WHAT TO WORK ON: Look through the data for the string "nuova". Copy every line where it is found.

-- start of RECORDS TO USE --

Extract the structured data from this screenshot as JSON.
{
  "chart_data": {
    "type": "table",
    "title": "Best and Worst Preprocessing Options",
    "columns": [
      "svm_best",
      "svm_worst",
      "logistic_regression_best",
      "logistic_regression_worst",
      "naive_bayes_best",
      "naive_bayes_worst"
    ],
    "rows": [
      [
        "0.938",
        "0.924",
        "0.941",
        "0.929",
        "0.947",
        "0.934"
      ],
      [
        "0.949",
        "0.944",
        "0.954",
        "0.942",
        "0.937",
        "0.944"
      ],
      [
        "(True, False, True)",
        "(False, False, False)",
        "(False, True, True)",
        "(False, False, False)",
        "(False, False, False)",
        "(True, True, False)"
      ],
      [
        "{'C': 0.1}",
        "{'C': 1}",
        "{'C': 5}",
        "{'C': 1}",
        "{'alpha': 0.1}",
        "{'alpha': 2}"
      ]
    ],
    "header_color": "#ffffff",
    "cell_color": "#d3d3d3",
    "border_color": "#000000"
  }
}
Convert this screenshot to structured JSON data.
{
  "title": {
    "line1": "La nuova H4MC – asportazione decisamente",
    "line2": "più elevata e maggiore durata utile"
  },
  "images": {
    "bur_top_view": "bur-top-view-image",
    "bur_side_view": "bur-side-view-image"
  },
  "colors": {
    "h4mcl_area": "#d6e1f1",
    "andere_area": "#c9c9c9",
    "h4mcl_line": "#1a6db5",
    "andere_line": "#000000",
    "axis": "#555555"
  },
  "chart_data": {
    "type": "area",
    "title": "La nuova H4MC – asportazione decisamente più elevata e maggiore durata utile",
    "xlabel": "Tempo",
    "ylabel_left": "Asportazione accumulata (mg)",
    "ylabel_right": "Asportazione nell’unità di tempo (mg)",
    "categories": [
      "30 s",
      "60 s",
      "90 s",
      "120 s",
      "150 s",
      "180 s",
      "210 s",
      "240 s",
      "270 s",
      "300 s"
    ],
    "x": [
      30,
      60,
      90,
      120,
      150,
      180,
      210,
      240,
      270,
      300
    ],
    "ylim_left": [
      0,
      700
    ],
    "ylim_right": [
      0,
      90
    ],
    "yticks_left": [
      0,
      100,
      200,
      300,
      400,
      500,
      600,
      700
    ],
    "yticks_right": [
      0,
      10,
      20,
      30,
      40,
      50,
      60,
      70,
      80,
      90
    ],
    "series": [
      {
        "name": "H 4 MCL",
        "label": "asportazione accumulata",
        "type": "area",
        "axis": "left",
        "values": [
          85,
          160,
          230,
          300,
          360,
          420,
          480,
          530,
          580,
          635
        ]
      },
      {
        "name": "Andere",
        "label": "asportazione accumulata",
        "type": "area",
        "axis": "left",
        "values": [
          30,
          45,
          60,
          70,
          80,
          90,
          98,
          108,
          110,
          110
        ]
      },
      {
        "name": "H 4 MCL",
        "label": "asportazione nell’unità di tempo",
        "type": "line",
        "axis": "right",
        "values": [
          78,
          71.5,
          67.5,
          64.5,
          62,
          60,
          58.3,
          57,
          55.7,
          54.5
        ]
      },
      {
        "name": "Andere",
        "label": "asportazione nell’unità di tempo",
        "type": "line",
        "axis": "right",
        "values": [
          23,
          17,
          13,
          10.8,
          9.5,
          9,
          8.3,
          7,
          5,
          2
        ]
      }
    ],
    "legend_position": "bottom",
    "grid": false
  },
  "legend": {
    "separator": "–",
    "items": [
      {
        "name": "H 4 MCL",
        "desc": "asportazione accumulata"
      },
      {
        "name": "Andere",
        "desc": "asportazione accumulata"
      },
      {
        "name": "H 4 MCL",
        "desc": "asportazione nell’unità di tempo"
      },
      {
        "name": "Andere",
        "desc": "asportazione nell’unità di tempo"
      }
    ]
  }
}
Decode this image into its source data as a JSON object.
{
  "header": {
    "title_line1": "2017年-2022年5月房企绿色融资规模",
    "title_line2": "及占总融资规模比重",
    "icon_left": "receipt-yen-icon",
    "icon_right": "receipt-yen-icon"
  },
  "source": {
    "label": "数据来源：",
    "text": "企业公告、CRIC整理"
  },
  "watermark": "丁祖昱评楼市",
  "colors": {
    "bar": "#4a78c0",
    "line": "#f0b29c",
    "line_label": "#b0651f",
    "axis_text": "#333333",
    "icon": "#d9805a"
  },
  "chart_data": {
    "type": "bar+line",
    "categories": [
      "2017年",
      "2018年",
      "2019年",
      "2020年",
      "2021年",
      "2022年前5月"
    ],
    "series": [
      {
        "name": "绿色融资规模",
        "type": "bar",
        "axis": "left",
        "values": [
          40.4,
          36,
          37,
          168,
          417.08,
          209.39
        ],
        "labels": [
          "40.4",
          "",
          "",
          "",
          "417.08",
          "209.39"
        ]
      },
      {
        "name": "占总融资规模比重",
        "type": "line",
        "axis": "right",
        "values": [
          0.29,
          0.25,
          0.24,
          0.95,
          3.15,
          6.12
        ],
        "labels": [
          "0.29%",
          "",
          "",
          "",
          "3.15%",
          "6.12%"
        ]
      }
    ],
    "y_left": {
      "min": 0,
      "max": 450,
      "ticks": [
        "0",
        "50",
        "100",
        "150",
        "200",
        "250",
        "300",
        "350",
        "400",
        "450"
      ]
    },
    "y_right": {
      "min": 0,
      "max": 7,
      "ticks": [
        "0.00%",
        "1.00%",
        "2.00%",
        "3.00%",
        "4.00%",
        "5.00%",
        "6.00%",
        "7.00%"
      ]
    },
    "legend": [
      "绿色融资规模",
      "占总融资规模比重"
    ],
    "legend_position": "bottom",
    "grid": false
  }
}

-- end of RECORDS TO USE --

EXPECTED ANSWER:
    "line1": "La nuova H4MC – asportazione decisamente",
    "title": "La nuova H4MC – asportazione decisamente più elevata e maggiore durata utile",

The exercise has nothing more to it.